→ Problem statement
Can you write out all of the material below, word for word?

Stored items from a collection
────────────────────

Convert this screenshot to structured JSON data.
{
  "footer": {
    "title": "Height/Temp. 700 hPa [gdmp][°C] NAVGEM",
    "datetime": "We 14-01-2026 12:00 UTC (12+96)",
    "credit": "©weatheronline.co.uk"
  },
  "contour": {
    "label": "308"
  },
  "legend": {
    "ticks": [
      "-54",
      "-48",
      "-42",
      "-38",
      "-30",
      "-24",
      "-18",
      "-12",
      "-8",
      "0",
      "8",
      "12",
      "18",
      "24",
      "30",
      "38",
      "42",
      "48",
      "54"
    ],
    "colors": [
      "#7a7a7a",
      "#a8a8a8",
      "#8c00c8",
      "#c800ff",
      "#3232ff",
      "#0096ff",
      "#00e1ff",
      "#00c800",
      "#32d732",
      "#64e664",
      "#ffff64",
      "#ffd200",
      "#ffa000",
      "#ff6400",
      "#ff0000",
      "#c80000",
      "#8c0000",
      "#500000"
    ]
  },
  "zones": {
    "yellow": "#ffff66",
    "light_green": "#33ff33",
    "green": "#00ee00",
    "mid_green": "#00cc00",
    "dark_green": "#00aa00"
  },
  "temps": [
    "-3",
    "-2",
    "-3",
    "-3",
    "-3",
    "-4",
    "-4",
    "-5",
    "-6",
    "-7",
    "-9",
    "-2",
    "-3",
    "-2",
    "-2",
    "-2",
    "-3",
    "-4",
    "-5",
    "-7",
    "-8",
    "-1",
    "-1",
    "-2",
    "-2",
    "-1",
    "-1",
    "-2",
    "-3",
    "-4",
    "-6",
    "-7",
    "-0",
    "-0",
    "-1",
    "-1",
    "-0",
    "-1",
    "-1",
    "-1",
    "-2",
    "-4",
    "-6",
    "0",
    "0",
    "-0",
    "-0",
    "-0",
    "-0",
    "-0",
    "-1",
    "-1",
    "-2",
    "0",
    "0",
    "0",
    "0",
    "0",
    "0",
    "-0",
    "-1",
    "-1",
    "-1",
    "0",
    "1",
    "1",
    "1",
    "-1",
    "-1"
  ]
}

────────────────────

→ Completed task
Convert this screenshot to structured JSON data.
{
  "footer": {
    "title": "Height/Temp. 700 hPa [gdmp][°C] NAVGEM",
    "datetime": "We 14-01-2026 12:00 UTC (12+96)",
    "credit": "©weatheronline.co.uk"
  },
  "contour": {
    "label": "308"
  },
  "legend": {
    "ticks": [
      "-54",
      "-48",
      "-42",
      "-38",
      "-30",
      "-24",
      "-18",
      "-12",
      "-8",
      "0",
      "8",
      "12",
      "18",
      "24",
      "30",
      "38",
      "42",
      "48",
      "54"
    ],
    "colors": [
      "#7a7a7a",
      "#a8a8a8",
      "#8c00c8",
      "#c800ff",
      "#3232ff",
      "#0096ff",
      "#00e1ff",
      "#00c800",
      "#32d732",
      "#64e664",
      "#ffff64",
      "#ffd200",
      "#ffa000",
      "#ff6400",
      "#ff0000",
      "#c80000",
      "#8c0000",
      "#500000"
    ]
  },
  "zones": {
    "yellow": "#ffff66",
    "light_green": "#33ff33",
    "green": "#00ee00",
    "mid_green": "#00cc00",
    "dark_green": "#00aa00"
  },
  "temps": [
    "-3",
    "-2",
    "-3",
    "-3",
    "-3",
    "-4",
    "-4",
    "-5",
    "-6",
    "-7",
    "-9",
    "-2",
    "-3",
    "-2",
    "-2",
    "-2",
    "-3",
    "-4",
    "-5",
    "-7",
    "-8",
    "-1",
    "-1",
    "-2",
    "-2",
    "-1",
    "-1",
    "-2",
    "-3",
    "-4",
    "-6",
    "-7",
    "-0",
    "-0",
    "-1",
    "-1",
    "-0",
    "-1",
    "-1",
    "-1",
    "-2",
    "-4",
    "-6",
    "0",
    "0",
    "-0",
    "-0",
    "-0",
    "-0",
    "-0",
    "-1",
    "-1",
    "-2",
    "0",
    "0",
    "0",
    "0",
    "0",
    "0",
    "-0",
    "-1",
    "-1",
    "-1",
    "0",
    "1",
    "1",
    "1",
    "-1",
    "-1"
  ]
}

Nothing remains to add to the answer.